[START OF DATASET ROWS]
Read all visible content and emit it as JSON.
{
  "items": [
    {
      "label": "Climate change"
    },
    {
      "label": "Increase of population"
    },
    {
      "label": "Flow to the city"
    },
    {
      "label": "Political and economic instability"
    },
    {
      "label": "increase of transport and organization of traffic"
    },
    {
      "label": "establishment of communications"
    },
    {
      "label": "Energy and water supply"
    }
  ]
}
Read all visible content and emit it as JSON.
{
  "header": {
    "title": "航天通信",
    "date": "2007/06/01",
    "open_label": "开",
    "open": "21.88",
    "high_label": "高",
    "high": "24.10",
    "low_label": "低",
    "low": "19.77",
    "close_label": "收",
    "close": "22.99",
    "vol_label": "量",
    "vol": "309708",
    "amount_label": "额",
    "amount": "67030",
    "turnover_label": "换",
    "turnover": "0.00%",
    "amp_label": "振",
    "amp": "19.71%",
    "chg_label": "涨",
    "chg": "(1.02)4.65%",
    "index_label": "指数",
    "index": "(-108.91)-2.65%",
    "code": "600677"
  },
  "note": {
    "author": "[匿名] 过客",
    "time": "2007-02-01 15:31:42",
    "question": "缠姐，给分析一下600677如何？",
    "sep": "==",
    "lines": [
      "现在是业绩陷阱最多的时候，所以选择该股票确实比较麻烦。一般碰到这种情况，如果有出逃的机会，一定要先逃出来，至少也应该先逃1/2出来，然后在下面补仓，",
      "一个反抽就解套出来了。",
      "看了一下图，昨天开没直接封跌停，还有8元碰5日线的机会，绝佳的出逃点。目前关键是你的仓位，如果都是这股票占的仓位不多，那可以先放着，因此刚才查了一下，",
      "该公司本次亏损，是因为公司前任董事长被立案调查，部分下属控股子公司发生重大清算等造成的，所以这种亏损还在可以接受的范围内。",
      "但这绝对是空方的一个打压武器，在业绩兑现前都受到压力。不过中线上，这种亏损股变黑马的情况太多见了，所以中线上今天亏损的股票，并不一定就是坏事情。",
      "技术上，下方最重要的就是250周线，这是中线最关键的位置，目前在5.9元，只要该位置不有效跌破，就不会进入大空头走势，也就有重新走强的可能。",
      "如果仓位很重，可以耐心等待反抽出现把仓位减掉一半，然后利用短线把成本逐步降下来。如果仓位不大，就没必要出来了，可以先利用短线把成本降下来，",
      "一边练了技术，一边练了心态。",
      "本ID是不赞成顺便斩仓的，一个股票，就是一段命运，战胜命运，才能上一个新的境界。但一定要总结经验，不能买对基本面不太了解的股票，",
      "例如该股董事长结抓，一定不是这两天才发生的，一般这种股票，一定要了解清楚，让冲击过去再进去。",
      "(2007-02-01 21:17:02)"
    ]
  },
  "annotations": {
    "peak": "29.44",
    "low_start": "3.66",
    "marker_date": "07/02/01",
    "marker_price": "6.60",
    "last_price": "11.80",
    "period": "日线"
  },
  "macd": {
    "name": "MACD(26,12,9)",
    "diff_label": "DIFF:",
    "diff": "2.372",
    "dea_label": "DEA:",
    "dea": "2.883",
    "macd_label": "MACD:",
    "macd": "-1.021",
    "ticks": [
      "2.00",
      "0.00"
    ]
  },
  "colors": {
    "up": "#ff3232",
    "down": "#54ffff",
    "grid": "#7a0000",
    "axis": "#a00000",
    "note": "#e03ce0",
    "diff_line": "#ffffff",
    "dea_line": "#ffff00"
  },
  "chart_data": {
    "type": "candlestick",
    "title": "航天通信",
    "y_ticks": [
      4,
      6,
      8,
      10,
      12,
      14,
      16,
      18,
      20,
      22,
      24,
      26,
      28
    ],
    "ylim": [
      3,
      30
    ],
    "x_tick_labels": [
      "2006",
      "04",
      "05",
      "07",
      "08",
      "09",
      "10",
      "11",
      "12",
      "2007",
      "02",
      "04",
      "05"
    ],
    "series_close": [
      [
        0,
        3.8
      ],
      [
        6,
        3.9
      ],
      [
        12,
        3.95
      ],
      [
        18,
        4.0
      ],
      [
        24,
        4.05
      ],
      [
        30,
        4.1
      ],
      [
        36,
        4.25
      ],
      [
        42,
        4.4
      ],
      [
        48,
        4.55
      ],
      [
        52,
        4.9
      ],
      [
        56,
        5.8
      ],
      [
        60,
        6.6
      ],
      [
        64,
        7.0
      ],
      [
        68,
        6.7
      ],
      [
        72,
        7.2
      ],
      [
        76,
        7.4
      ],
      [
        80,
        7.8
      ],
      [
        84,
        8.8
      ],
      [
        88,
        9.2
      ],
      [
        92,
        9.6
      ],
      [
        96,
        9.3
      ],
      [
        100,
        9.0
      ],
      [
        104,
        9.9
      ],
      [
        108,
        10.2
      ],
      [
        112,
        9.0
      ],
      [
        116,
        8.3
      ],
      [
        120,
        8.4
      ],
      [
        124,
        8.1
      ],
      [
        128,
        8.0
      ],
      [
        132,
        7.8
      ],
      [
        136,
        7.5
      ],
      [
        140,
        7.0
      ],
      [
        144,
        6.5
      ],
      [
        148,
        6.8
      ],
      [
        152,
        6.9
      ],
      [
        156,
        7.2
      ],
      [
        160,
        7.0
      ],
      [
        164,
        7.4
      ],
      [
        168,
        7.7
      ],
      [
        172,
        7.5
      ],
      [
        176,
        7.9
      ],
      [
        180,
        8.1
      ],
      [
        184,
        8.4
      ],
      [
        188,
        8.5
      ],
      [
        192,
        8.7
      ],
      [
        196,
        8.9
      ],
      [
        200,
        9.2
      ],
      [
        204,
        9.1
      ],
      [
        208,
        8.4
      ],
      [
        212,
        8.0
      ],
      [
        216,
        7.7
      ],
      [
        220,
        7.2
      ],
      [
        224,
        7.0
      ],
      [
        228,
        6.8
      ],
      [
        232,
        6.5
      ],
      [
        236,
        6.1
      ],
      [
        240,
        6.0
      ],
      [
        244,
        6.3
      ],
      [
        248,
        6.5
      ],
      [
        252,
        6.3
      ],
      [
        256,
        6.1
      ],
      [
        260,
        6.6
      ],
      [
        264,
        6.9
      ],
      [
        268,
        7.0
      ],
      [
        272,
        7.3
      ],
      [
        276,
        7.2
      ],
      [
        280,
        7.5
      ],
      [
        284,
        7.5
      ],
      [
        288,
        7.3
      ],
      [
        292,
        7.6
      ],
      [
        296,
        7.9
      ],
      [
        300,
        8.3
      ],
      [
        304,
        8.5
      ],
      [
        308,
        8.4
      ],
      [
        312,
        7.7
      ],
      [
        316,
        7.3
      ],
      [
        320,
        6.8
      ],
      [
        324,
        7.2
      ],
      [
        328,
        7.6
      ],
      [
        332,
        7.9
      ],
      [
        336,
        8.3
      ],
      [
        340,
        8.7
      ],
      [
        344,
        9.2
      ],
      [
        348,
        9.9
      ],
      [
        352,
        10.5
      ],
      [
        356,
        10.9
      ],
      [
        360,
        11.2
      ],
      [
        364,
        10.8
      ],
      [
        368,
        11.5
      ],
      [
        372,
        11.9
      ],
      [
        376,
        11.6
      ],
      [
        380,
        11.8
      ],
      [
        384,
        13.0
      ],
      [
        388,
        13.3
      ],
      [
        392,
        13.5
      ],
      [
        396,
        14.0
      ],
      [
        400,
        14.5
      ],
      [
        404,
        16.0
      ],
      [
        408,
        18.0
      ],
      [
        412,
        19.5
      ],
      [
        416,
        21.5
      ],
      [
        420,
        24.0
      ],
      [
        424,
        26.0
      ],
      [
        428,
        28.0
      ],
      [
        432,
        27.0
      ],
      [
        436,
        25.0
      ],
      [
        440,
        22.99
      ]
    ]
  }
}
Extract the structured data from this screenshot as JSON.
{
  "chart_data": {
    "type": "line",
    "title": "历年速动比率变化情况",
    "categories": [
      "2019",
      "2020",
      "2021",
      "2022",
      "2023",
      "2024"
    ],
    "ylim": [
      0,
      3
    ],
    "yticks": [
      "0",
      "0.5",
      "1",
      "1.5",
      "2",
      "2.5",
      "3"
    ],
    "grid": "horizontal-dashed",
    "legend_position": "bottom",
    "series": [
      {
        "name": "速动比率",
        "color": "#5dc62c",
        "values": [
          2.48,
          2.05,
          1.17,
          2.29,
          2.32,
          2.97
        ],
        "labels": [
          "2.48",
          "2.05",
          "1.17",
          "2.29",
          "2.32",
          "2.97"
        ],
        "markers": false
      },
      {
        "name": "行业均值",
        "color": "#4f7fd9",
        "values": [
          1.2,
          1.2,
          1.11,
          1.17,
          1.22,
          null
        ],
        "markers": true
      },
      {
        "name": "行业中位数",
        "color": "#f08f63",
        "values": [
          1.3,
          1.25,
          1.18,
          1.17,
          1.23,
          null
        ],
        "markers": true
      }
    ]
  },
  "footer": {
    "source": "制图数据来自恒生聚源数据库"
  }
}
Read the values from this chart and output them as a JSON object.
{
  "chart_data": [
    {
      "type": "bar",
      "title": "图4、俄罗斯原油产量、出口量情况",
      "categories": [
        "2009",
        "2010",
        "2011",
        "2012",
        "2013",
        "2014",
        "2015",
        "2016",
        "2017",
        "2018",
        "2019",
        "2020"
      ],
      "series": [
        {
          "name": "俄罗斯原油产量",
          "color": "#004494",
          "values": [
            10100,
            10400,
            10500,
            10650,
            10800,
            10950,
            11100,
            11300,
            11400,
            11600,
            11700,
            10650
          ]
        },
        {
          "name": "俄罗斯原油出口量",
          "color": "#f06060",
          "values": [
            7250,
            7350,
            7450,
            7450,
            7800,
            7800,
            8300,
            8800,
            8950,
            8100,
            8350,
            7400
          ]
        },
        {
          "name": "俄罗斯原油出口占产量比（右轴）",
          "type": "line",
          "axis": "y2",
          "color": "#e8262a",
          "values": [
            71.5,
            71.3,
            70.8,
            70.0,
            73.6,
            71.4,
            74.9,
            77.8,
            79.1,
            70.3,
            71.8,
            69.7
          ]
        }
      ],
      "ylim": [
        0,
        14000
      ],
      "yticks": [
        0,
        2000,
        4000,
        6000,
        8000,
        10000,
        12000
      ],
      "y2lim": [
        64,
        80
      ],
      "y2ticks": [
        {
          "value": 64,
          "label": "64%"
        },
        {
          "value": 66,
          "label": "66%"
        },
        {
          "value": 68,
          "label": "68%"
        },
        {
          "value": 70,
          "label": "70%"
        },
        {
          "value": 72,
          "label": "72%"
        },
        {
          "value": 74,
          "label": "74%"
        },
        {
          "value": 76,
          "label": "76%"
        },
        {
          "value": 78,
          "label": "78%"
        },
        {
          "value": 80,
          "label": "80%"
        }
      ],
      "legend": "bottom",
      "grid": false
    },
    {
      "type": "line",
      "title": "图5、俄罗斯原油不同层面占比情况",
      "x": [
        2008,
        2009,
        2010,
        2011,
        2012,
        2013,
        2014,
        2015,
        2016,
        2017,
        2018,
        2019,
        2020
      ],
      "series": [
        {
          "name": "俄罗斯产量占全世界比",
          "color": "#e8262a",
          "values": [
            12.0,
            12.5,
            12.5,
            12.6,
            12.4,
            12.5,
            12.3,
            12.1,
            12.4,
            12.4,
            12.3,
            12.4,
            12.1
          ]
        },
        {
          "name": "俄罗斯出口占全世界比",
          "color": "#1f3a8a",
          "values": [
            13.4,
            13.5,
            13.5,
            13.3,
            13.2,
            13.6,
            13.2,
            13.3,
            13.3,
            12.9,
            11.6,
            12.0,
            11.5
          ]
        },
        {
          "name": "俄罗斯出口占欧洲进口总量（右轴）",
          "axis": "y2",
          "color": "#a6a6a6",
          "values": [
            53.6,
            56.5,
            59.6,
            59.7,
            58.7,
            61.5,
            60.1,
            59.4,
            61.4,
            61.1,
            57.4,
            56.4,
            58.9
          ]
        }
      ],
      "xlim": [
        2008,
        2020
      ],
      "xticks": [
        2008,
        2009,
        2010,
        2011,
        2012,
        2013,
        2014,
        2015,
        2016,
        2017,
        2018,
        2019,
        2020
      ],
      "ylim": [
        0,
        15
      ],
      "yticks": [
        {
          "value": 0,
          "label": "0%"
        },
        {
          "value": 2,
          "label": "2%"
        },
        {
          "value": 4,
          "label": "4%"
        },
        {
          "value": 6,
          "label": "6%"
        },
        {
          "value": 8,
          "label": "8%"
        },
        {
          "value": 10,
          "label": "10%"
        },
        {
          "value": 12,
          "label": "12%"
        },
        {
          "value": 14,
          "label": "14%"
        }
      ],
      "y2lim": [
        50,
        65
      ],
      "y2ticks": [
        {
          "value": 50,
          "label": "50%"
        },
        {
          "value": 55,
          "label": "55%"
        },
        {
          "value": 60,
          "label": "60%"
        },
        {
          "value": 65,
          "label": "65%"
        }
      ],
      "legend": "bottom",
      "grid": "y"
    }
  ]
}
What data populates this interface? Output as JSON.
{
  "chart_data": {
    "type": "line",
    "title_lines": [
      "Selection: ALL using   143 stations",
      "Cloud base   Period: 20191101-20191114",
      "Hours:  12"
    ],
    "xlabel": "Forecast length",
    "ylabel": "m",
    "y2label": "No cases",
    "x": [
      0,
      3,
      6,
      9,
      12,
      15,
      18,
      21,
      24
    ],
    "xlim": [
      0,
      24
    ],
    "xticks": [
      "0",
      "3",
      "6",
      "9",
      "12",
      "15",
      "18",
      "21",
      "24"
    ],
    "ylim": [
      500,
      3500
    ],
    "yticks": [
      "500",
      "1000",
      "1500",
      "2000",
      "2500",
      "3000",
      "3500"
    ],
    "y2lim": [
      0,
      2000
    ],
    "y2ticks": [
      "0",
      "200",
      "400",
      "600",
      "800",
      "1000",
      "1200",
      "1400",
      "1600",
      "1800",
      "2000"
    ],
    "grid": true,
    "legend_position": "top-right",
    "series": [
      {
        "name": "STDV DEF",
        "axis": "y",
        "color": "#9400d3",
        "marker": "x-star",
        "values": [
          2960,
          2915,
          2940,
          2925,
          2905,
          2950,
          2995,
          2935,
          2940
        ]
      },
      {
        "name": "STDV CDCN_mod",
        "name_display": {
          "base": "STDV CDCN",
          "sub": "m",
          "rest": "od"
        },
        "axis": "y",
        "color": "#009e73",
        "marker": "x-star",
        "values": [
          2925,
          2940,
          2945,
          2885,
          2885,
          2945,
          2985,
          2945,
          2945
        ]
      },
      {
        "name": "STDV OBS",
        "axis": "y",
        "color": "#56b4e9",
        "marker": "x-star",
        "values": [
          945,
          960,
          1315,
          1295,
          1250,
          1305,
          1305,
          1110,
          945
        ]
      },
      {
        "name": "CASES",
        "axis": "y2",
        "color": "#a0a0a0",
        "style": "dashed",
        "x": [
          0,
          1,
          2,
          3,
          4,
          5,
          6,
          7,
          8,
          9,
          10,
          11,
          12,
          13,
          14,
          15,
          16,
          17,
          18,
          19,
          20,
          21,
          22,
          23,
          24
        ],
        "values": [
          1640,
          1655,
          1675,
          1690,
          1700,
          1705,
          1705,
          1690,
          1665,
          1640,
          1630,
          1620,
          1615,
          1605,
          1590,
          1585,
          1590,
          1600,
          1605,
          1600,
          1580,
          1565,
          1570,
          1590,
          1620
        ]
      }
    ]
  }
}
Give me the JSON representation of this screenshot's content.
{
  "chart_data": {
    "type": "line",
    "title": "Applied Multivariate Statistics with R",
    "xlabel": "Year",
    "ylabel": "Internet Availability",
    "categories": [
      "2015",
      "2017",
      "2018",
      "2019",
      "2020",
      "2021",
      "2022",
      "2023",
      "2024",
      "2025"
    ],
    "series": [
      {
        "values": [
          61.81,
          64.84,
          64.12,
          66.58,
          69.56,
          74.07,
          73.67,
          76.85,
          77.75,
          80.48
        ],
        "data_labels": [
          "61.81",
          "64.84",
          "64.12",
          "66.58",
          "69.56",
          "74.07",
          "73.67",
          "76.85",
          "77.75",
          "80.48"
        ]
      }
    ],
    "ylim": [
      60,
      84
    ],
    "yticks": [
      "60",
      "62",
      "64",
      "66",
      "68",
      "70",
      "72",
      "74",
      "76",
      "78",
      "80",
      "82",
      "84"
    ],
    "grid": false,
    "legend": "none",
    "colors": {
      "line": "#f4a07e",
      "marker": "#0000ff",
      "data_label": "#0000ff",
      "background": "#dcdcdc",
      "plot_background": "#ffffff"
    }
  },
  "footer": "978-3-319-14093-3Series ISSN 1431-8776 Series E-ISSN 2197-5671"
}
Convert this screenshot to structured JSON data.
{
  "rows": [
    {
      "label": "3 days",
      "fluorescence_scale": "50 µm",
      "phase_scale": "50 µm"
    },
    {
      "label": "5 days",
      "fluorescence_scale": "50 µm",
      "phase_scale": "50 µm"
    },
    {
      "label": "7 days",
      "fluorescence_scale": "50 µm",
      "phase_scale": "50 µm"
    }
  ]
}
[END OF DATASET ROWS]
-- TASK OBJECTIVE --
Copy each line that holds the word "俄罗斯原油产量".

-- REPLY --
      "title": "图4、俄罗斯原油产量、出口量情况",
          "name": "俄罗斯原油产量",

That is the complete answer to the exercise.